-- start of RAW DATA --

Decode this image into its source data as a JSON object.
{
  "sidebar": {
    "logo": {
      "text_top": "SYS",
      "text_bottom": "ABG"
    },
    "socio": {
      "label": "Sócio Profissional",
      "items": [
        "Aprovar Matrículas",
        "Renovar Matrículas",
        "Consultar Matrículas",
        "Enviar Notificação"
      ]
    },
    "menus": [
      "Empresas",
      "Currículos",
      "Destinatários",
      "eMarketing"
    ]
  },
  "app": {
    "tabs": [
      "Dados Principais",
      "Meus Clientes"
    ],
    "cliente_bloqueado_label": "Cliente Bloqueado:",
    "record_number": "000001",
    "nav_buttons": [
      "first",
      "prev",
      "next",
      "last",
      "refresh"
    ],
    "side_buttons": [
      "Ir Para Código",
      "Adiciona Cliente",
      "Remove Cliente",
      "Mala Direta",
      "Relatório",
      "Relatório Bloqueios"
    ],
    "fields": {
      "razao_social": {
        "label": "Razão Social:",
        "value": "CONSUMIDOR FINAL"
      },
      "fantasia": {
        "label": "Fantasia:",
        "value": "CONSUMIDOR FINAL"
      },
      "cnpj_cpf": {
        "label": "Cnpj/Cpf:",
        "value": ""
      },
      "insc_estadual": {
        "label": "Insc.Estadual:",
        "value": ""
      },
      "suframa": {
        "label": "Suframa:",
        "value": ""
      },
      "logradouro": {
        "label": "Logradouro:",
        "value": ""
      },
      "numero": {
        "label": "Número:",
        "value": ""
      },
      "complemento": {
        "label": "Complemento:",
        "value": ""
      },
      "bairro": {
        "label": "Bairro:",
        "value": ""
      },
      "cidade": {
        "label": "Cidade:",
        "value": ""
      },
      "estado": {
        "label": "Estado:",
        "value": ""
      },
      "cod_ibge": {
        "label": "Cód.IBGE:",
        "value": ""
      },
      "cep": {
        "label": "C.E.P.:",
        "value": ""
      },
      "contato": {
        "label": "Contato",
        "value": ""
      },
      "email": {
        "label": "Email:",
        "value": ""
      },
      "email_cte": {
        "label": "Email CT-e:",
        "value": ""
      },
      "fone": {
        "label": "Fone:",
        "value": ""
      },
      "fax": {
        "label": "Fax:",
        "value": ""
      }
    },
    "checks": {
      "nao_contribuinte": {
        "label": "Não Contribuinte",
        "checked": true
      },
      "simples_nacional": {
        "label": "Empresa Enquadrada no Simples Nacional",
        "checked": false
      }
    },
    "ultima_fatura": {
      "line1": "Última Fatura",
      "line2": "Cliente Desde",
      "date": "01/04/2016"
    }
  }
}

-- end of RAW DATA --
-- start of RAW DATA --

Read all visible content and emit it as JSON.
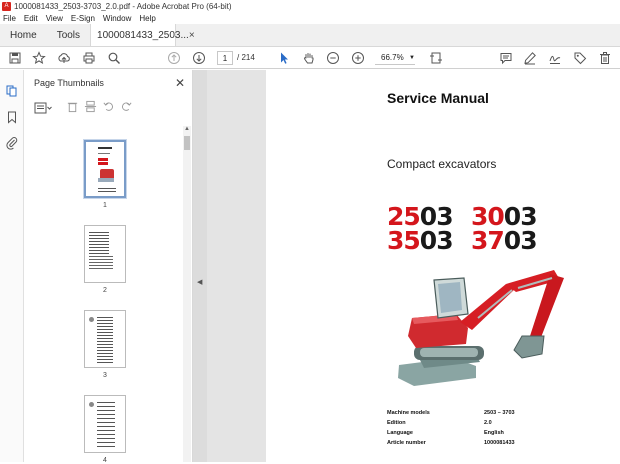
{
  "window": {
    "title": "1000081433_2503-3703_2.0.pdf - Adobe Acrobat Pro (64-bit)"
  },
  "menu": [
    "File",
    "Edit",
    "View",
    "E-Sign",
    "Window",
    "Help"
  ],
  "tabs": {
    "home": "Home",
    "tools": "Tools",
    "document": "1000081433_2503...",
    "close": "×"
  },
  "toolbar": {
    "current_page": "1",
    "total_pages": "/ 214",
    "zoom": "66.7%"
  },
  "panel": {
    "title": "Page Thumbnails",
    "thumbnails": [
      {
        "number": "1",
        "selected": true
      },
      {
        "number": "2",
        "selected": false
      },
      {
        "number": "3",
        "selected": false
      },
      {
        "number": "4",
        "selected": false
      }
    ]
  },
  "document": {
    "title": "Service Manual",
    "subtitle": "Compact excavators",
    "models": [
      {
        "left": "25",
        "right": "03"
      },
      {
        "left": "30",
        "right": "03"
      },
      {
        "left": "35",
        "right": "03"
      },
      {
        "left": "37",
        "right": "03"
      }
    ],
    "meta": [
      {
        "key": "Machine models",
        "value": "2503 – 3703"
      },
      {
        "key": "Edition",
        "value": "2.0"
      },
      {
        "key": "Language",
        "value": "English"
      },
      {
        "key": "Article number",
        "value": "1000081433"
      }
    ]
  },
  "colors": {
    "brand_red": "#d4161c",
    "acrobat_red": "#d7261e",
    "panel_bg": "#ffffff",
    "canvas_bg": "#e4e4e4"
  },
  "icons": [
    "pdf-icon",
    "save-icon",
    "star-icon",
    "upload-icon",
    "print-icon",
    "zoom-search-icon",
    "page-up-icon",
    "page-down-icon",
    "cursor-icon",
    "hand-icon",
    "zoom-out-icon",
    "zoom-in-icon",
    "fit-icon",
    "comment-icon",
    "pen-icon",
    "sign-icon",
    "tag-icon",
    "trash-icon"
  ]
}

-- end of RAW DATA --

__EXERCISE DESCRIPTION__.
Look through the data above. Each line containing the word "JSON" needs to be copied.

__SOLUTION__.
Decode this image into its source data as a JSON object.
Read all visible content and emit it as JSON.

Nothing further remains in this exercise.